# What you will do:
A - Answer these questions using the Tui Area development text below, ahead of the entries:
(i) How many subsea oil production wells does the preferred development concept involve?
(ii) What range is given for the project's capital expenditure estimate?
(iii) When is development drilling currently scheduled to commence?
B - Please carry on the Tui Area development text below with a few sentences that follow on from its final paragraph.

# Document segment:

The recently completed pre-FEED studies have confirmed that the most economically attractive development concept for the Tui Area fields will involve four or five subsea oil production wells tied back to a floating production, storage and offloading facility ("FPSO").
The capital expenditure estimates for the project, allowing for contingency commensurate with this stage of engineering, is still considered to be within the range previously announced of US$120 – 150 million. This excludes the cost of an FPSO which is likely to be leased.
The estimate of proved and probable reserves also remain within the previously announced range of 20-30 million barrels of recoverable oil. Latest subsurface modelling work indicates that relatively long horizontal and/or multi-lateral wells will be preferred to optimize economic recovery. These are designed to allow high initial production rates, and initial oil rates in the vicinity of 30 thousand barrels per day are expected. The nature of the thin reservoirs will lead to a rapid rise in water production and the facilities will be designed to handle large volumes of water.
The FEED program will start immediately and is expected to run through to August this year. During this phase the Field Development Plan will be finalized and submitted to the regulatory authority in support of a Petroleum Mining Permit application. The engineering Basis of Design will also be finalized allowing a capital expenditure estimate to +/- 15% accuracy to be generated. Key areas that will be addressed during FEED include:
In parallel with FEED, suitable drilling rigs will be identified and priced. A commitment to a rig may be made during this phase to secure a 'slot' in the increasingly tight schedules of the available rigs in the Australasian region. Development drilling is currently scheduled to commence Q2, 2006. The possibility of drilling at least one exploration well in the permit, within tie in distance of the Tui Area facilities, ahead of development drilling, is also being considered.

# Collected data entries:

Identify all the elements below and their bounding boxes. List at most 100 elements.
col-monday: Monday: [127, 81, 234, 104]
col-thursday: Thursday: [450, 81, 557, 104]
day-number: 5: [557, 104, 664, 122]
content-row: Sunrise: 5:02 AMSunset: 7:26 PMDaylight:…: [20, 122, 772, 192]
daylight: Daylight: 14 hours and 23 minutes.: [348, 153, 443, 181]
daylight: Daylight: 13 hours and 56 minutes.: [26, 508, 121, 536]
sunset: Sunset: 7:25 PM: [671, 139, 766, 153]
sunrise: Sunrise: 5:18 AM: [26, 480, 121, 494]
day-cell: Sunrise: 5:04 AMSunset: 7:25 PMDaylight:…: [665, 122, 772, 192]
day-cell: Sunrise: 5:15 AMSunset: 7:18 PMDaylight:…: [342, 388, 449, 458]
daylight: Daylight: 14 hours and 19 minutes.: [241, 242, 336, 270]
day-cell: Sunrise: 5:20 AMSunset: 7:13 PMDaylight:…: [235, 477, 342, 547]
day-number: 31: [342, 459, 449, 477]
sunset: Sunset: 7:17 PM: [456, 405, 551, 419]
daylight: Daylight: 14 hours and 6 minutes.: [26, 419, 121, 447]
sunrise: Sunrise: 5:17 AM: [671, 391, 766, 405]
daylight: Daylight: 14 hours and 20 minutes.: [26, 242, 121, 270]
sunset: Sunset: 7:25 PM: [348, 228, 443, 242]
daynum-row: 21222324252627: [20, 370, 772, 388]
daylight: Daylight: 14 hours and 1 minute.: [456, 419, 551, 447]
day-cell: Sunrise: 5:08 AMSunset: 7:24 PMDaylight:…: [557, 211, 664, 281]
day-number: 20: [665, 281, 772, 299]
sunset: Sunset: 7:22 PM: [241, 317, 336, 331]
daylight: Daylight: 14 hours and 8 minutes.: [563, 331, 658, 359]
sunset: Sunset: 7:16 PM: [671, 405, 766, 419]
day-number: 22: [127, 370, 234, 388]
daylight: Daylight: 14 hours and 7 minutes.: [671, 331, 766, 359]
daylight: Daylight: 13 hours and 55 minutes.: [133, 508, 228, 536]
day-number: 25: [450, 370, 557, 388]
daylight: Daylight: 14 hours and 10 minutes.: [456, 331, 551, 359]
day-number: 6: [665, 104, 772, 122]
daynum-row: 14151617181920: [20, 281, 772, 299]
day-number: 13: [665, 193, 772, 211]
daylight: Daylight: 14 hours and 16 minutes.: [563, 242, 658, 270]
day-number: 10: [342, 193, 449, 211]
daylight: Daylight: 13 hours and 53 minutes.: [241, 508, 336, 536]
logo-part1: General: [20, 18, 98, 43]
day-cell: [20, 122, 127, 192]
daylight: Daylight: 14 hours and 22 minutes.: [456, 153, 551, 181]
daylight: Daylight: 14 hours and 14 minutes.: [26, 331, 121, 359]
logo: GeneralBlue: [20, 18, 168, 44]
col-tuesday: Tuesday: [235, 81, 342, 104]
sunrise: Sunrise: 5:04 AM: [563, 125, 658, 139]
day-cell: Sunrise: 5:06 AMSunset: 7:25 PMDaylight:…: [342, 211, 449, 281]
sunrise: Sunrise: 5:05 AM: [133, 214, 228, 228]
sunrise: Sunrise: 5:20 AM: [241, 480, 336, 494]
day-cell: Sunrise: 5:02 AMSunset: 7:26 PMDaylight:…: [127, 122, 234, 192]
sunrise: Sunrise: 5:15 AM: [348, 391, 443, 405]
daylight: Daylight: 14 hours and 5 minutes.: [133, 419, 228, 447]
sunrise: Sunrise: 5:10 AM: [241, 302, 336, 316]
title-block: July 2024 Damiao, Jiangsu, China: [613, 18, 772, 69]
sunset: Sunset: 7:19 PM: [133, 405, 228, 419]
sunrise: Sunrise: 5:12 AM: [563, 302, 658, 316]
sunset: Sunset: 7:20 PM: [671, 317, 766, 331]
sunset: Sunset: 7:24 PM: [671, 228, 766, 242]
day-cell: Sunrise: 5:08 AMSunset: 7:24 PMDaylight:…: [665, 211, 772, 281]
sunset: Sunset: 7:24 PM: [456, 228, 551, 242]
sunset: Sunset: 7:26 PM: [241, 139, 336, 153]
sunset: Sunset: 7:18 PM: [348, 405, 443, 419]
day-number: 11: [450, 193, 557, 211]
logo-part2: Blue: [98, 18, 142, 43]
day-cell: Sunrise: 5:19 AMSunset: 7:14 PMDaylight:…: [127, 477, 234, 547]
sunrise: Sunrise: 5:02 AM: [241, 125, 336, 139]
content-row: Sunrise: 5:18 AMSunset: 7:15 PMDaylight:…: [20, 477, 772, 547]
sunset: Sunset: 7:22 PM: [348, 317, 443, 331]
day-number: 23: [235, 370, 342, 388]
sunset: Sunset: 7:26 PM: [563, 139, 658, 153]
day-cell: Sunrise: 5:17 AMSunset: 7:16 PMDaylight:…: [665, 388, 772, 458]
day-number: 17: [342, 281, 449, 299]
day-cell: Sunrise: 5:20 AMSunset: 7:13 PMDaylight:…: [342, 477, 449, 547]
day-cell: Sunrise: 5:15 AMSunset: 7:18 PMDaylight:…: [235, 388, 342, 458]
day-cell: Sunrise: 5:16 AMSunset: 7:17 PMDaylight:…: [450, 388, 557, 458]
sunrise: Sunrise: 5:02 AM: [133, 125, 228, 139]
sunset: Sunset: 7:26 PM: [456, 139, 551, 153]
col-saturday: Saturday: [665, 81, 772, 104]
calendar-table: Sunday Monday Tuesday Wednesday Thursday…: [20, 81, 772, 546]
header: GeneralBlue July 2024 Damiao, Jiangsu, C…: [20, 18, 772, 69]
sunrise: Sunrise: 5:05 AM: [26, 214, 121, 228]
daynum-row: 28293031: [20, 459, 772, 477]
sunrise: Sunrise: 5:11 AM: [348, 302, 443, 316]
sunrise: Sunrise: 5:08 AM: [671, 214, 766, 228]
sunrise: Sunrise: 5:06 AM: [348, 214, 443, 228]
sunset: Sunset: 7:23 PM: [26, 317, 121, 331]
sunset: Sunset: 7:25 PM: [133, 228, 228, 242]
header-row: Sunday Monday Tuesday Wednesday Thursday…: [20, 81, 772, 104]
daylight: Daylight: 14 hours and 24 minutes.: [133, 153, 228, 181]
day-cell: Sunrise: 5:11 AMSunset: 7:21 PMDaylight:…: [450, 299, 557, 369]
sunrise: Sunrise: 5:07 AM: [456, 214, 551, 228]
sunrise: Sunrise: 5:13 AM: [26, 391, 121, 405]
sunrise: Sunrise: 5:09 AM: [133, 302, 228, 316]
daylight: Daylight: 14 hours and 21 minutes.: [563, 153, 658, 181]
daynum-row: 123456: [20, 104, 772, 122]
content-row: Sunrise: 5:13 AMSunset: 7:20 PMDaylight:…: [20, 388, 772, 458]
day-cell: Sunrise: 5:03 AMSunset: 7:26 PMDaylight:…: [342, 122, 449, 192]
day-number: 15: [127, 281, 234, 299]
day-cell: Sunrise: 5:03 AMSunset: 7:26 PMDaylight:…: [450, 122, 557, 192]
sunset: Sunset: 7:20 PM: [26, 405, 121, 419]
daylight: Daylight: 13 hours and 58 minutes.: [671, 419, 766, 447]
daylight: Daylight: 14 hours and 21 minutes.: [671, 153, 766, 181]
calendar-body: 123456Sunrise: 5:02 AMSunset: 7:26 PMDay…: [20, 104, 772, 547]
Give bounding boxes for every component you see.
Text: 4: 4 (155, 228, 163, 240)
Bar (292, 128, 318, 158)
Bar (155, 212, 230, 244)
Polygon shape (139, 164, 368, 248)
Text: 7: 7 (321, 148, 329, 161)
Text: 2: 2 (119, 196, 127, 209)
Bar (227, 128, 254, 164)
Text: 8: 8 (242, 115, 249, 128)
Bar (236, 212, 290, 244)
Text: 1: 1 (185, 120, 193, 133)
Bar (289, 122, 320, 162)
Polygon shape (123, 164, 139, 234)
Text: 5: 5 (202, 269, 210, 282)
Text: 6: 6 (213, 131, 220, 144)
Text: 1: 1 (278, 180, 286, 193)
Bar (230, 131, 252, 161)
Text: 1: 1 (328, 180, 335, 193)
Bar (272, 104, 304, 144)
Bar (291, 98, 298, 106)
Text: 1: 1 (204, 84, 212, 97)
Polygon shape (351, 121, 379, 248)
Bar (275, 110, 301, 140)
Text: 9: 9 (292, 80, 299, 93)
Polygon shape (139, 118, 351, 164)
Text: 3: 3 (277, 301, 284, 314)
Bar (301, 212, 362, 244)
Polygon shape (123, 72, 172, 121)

# Answers:
A -
(i) Four or five.
(ii) US$120–150 million, excluding the cost of an FPSO.
(iii) Q2, 2006.

B -
The joint venture has also approved the acquisition of 72 km2 of 3D seismic data over the northern extent of the Pateke structure that falls outside the existing 3D coverage. This data is expected to be shot in early April this year in conjunction with acquisition in another adjacent permit. The data, when processed and interpreted, will assist the finalization of reserve estimates and development drilling requirements for the Pateke accumulation.
On the basis of the current development timetable, the joint venture expects to be in a position to make a Final Investment Decision ("FID") for the Tui Area development during 3Q 2005, leading to first oil in Q4 2006.
Participants in PEP 38460 are New Zealand Overseas Petroleum as operator with 45%; AWE with 20%; Mitsui with 12.5%; Stewart Petroleum with 12.5% and WM Petroleum with 10%.